REQUIRED TASK: Reproduce each line from the records that holds "Finals".

■ ■ ■ ■

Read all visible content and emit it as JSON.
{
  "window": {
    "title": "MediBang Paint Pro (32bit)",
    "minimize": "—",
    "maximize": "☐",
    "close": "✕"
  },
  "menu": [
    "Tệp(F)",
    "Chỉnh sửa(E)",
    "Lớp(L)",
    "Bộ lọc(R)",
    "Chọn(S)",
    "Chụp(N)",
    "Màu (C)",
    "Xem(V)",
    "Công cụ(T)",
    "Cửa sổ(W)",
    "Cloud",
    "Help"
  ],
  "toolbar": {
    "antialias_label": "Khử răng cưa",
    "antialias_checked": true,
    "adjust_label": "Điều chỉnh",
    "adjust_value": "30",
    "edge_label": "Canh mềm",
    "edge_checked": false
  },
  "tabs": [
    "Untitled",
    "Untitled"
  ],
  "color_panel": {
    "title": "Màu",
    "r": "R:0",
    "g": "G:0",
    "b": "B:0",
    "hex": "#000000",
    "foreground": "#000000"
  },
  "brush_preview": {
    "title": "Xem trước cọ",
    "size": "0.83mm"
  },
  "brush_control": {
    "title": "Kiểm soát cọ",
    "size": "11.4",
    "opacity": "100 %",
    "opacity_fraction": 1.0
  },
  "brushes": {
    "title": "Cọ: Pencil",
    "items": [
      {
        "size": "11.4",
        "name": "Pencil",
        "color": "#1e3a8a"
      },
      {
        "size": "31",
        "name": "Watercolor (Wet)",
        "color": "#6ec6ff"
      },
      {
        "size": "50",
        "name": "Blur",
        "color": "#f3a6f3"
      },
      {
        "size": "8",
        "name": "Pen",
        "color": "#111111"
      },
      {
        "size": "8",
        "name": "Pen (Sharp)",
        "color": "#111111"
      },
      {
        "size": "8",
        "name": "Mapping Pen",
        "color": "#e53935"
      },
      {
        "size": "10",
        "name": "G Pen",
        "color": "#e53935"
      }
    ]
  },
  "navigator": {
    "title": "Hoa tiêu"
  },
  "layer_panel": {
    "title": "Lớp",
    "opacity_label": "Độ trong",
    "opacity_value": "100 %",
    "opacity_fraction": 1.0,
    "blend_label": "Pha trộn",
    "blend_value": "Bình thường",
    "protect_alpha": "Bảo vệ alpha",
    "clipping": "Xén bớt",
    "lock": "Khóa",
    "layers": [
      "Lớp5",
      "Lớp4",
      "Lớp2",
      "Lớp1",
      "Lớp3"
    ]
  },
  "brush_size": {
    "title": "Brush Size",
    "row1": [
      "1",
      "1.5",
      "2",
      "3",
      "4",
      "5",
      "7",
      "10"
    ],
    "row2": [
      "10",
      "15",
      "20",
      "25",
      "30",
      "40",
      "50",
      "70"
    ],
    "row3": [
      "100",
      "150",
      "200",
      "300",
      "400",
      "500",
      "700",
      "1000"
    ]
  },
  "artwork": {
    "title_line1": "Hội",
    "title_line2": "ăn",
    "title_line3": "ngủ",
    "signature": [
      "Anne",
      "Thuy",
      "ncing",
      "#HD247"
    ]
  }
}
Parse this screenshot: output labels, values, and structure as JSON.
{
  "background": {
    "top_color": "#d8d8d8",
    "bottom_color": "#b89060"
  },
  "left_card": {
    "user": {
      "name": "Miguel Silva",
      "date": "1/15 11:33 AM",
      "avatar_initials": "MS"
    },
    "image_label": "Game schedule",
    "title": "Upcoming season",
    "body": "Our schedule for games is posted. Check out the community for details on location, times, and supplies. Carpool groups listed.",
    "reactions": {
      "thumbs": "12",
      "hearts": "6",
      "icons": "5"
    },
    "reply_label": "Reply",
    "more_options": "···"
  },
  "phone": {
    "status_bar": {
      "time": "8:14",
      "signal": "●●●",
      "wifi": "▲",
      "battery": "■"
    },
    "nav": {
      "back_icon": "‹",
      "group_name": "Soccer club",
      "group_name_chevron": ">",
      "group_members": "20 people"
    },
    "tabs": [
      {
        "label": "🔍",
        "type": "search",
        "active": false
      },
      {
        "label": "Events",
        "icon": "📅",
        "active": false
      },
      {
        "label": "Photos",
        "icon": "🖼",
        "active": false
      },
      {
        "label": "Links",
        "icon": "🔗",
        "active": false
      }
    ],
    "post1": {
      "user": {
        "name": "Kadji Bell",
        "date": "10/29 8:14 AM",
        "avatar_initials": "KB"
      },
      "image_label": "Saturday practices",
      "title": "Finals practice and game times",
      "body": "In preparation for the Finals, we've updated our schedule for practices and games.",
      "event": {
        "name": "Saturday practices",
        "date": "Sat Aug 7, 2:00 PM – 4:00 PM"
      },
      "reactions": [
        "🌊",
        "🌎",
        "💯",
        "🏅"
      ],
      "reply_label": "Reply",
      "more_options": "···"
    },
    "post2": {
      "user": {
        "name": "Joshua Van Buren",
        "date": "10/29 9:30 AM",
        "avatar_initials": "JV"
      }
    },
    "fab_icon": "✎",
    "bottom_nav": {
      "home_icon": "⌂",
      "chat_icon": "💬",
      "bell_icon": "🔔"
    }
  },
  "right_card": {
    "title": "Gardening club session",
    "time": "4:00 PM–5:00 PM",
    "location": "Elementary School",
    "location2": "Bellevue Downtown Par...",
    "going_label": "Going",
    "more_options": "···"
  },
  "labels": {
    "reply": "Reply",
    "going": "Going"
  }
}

■ ■ ■ ■

SOLUTION TO THIS PROBLEM:
      "title": "Finals practice and game times",
      "body": "In preparation for the Finals, we've updated our schedule for practices and games.",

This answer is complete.